# Chart and figure data:
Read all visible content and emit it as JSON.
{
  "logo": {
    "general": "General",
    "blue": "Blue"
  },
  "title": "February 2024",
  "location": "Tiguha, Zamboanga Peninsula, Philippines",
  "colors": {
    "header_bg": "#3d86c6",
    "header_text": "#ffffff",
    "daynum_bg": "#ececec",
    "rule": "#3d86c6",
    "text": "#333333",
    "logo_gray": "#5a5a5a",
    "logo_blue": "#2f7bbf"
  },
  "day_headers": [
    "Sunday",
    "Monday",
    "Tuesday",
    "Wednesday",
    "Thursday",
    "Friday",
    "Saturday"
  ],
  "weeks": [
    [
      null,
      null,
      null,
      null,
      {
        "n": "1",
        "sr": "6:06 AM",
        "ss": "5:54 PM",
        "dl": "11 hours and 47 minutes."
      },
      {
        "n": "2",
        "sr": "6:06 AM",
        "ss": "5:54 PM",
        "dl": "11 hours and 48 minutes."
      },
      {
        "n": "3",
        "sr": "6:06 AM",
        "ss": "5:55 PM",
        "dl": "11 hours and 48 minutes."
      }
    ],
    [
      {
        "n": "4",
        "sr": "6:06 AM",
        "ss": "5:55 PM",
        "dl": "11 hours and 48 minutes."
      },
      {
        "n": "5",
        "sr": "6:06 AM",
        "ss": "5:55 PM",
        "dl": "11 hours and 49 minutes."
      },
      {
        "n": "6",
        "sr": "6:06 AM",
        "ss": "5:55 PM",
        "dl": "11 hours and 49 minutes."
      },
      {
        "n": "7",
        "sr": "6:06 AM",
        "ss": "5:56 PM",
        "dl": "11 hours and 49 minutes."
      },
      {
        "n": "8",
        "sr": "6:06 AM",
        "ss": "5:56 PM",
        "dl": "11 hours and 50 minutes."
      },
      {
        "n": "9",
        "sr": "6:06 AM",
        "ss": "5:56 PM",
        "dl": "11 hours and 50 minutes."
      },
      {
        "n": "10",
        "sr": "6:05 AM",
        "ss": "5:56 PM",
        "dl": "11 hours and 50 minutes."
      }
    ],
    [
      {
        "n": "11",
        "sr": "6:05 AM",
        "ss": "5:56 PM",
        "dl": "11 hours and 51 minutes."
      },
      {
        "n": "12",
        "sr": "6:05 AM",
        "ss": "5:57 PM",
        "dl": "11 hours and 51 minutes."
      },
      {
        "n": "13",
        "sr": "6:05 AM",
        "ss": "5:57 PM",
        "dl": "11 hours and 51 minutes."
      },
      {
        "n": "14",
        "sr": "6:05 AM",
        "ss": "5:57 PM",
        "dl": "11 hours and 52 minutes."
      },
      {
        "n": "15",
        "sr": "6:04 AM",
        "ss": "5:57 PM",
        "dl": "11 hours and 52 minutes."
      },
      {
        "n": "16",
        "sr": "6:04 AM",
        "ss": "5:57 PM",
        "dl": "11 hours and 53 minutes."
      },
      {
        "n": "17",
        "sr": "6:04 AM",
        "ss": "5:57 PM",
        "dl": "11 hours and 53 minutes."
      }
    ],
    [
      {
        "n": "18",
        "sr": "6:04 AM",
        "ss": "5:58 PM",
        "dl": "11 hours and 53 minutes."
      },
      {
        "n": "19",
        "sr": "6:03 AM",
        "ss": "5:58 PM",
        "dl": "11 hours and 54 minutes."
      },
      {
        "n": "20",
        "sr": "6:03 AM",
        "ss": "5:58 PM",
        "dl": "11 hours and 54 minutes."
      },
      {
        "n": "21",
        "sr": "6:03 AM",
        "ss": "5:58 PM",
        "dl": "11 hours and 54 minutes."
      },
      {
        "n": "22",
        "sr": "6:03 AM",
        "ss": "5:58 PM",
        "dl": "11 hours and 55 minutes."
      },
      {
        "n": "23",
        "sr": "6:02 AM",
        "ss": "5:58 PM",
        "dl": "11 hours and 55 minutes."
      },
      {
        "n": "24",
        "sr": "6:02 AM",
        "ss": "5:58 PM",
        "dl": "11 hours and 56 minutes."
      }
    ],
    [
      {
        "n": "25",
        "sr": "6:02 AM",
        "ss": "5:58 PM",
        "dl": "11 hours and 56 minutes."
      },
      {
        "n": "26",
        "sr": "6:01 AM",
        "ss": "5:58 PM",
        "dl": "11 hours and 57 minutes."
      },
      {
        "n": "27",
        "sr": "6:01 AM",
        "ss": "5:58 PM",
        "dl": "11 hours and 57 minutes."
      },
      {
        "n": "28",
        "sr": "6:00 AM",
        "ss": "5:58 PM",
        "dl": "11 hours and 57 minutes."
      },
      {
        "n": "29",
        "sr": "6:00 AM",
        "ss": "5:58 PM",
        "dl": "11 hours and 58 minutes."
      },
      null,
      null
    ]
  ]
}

# TASK OBJECTIVE:
Print the material verbatim, all of it.

# RESPONSE FOR THIS EXERCISE:
Read all visible content and emit it as JSON.
{
  "logo": {
    "general": "General",
    "blue": "Blue"
  },
  "title": "February 2024",
  "location": "Tiguha, Zamboanga Peninsula, Philippines",
  "colors": {
    "header_bg": "#3d86c6",
    "header_text": "#ffffff",
    "daynum_bg": "#ececec",
    "rule": "#3d86c6",
    "text": "#333333",
    "logo_gray": "#5a5a5a",
    "logo_blue": "#2f7bbf"
  },
  "day_headers": [
    "Sunday",
    "Monday",
    "Tuesday",
    "Wednesday",
    "Thursday",
    "Friday",
    "Saturday"
  ],
  "weeks": [
    [
      null,
      null,
      null,
      null,
      {
        "n": "1",
        "sr": "6:06 AM",
        "ss": "5:54 PM",
        "dl": "11 hours and 47 minutes."
      },
      {
        "n": "2",
        "sr": "6:06 AM",
        "ss": "5:54 PM",
        "dl": "11 hours and 48 minutes."
      },
      {
        "n": "3",
        "sr": "6:06 AM",
        "ss": "5:55 PM",
        "dl": "11 hours and 48 minutes."
      }
    ],
    [
      {
        "n": "4",
        "sr": "6:06 AM",
        "ss": "5:55 PM",
        "dl": "11 hours and 48 minutes."
      },
      {
        "n": "5",
        "sr": "6:06 AM",
        "ss": "5:55 PM",
        "dl": "11 hours and 49 minutes."
      },
      {
        "n": "6",
        "sr": "6:06 AM",
        "ss": "5:55 PM",
        "dl": "11 hours and 49 minutes."
      },
      {
        "n": "7",
        "sr": "6:06 AM",
        "ss": "5:56 PM",
        "dl": "11 hours and 49 minutes."
      },
      {
        "n": "8",
        "sr": "6:06 AM",
        "ss": "5:56 PM",
        "dl": "11 hours and 50 minutes."
      },
      {
        "n": "9",
        "sr": "6:06 AM",
        "ss": "5:56 PM",
        "dl": "11 hours and 50 minutes."
      },
      {
        "n": "10",
        "sr": "6:05 AM",
        "ss": "5:56 PM",
        "dl": "11 hours and 50 minutes."
      }
    ],
    [
      {
        "n": "11",
        "sr": "6:05 AM",
        "ss": "5:56 PM",
        "dl": "11 hours and 51 minutes."
      },
      {
        "n": "12",
        "sr": "6:05 AM",
        "ss": "5:57 PM",
        "dl": "11 hours and 51 minutes."
      },
      {
        "n": "13",
        "sr": "6:05 AM",
        "ss": "5:57 PM",
        "dl": "11 hours and 51 minutes."
      },
      {
        "n": "14",
        "sr": "6:05 AM",
        "ss": "5:57 PM",
        "dl": "11 hours and 52 minutes."
      },
      {
        "n": "15",
        "sr": "6:04 AM",
        "ss": "5:57 PM",
        "dl": "11 hours and 52 minutes."
      },
      {
        "n": "16",
        "sr": "6:04 AM",
        "ss": "5:57 PM",
        "dl": "11 hours and 53 minutes."
      },
      {
        "n": "17",
        "sr": "6:04 AM",
        "ss": "5:57 PM",
        "dl": "11 hours and 53 minutes."
      }
    ],
    [
      {
        "n": "18",
        "sr": "6:04 AM",
        "ss": "5:58 PM",
        "dl": "11 hours and 53 minutes."
      },
      {
        "n": "19",
        "sr": "6:03 AM",
        "ss": "5:58 PM",
        "dl": "11 hours and 54 minutes."
      },
      {
        "n": "20",
        "sr": "6:03 AM",
        "ss": "5:58 PM",
        "dl": "11 hours and 54 minutes."
      },
      {
        "n": "21",
        "sr": "6:03 AM",
        "ss": "5:58 PM",
        "dl": "11 hours and 54 minutes."
      },
      {
        "n": "22",
        "sr": "6:03 AM",
        "ss": "5:58 PM",
        "dl": "11 hours and 55 minutes."
      },
      {
        "n": "23",
        "sr": "6:02 AM",
        "ss": "5:58 PM",
        "dl": "11 hours and 55 minutes."
      },
      {
        "n": "24",
        "sr": "6:02 AM",
        "ss": "5:58 PM",
        "dl": "11 hours and 56 minutes."
      }
    ],
    [
      {
        "n": "25",
        "sr": "6:02 AM",
        "ss": "5:58 PM",
        "dl": "11 hours and 56 minutes."
      },
      {
        "n": "26",
        "sr": "6:01 AM",
        "ss": "5:58 PM",
        "dl": "11 hours and 57 minutes."
      },
      {
        "n": "27",
        "sr": "6:01 AM",
        "ss": "5:58 PM",
        "dl": "11 hours and 57 minutes."
      },
      {
        "n": "28",
        "sr": "6:00 AM",
        "ss": "5:58 PM",
        "dl": "11 hours and 57 minutes."
      },
      {
        "n": "29",
        "sr": "6:00 AM",
        "ss": "5:58 PM",
        "dl": "11 hours and 58 minutes."
      },
      null,
      null
    ]
  ]
}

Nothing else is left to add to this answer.